BRIEF:
Reproduce the complete listing without any deviation.

==== RECORD SET

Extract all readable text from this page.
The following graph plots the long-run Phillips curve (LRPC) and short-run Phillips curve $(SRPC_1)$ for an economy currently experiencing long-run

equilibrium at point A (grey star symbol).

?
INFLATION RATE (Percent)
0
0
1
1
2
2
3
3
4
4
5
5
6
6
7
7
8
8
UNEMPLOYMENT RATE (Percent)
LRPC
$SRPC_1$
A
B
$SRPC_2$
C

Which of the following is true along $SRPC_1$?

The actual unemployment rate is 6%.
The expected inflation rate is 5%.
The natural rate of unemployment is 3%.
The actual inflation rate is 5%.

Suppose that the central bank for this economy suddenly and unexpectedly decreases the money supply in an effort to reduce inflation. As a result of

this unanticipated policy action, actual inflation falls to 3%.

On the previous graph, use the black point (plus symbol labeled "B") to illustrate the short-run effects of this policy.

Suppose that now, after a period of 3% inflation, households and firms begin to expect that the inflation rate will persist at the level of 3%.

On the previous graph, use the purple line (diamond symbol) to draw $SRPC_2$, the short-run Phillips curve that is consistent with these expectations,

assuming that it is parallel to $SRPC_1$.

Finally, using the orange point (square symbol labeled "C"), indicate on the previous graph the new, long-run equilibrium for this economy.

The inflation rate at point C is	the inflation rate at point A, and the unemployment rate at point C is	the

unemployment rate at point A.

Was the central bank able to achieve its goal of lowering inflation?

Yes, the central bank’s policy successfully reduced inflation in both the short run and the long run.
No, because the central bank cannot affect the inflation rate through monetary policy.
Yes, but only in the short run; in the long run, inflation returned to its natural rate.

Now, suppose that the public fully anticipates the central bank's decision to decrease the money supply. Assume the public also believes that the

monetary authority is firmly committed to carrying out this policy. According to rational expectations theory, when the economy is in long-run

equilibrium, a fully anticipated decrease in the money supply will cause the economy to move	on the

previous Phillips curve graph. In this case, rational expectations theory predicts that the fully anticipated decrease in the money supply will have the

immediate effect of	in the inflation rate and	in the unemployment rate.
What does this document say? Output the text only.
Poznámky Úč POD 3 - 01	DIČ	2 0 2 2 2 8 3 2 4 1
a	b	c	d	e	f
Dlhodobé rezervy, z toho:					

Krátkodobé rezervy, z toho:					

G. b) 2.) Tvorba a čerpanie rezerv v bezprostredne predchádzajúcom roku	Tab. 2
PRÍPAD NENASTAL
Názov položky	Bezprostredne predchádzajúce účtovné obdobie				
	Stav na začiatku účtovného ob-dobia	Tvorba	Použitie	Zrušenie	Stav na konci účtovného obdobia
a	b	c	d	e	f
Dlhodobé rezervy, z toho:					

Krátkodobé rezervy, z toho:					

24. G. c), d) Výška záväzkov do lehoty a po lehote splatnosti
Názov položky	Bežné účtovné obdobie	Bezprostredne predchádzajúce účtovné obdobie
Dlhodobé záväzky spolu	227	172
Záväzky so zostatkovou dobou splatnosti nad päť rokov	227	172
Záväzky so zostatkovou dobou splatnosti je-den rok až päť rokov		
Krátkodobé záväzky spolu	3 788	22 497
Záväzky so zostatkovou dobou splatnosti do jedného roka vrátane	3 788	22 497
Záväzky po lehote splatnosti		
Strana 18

========

SOLUTION FOR THIS PROBLEM:
Extract all readable text from this page.
The following graph plots the long-run Phillips curve (LRPC) and short-run Phillips curve $(SRPC_1)$ for an economy currently experiencing long-run

equilibrium at point A (grey star symbol).

?
INFLATION RATE (Percent)
0
0
1
1
2
2
3
3
4
4
5
5
6
6
7
7
8
8
UNEMPLOYMENT RATE (Percent)
LRPC
$SRPC_1$
A
B
$SRPC_2$
C

Which of the following is true along $SRPC_1$?

The actual unemployment rate is 6%.
The expected inflation rate is 5%.
The natural rate of unemployment is 3%.
The actual inflation rate is 5%.

Suppose that the central bank for this economy suddenly and unexpectedly decreases the money supply in an effort to reduce inflation. As a result of

this unanticipated policy action, actual inflation falls to 3%.

On the previous graph, use the black point (plus symbol labeled "B") to illustrate the short-run effects of this policy.

Suppose that now, after a period of 3% inflation, households and firms begin to expect that the inflation rate will persist at the level of 3%.

On the previous graph, use the purple line (diamond symbol) to draw $SRPC_2$, the short-run Phillips curve that is consistent with these expectations,

assuming that it is parallel to $SRPC_1$.

Finally, using the orange point (square symbol labeled "C"), indicate on the previous graph the new, long-run equilibrium for this economy.

The inflation rate at point C is	the inflation rate at point A, and the unemployment rate at point C is	the

unemployment rate at point A.

Was the central bank able to achieve its goal of lowering inflation?

Yes, the central bank’s policy successfully reduced inflation in both the short run and the long run.
No, because the central bank cannot affect the inflation rate through monetary policy.
Yes, but only in the short run; in the long run, inflation returned to its natural rate.

Now, suppose that the public fully anticipates the central bank's decision to decrease the money supply. Assume the public also believes that the

monetary authority is firmly committed to carrying out this policy. According to rational expectations theory, when the economy is in long-run

equilibrium, a fully anticipated decrease in the money supply will cause the economy to move	on the

previous Phillips curve graph. In this case, rational expectations theory predicts that the fully anticipated decrease in the money supply will have the

immediate effect of	in the inflation rate and	in the unemployment rate.
What does this document say? Output the text only.
Poznámky Úč POD 3 - 01	DIČ	2 0 2 2 2 8 3 2 4 1
a	b	c	d	e	f
Dlhodobé rezervy, z toho:					

Krátkodobé rezervy, z toho:					

G. b) 2.) Tvorba a čerpanie rezerv v bezprostredne predchádzajúcom roku	Tab. 2
PRÍPAD NENASTAL
Názov položky	Bezprostredne predchádzajúce účtovné obdobie				
	Stav na začiatku účtovného ob-dobia	Tvorba	Použitie	Zrušenie	Stav na konci účtovného obdobia
a	b	c	d	e	f
Dlhodobé rezervy, z toho:					

Krátkodobé rezervy, z toho:					

24. G. c), d) Výška záväzkov do lehoty a po lehote splatnosti
Názov položky	Bežné účtovné obdobie	Bezprostredne predchádzajúce účtovné obdobie
Dlhodobé záväzky spolu	227	172
Záväzky so zostatkovou dobou splatnosti nad päť rokov	227	172
Záväzky so zostatkovou dobou splatnosti je-den rok až päť rokov		
Krátkodobé záväzky spolu	3 788	22 497
Záväzky so zostatkovou dobou splatnosti do jedného roka vrátane	3 788	22 497
Záväzky po lehote splatnosti		
Strana 18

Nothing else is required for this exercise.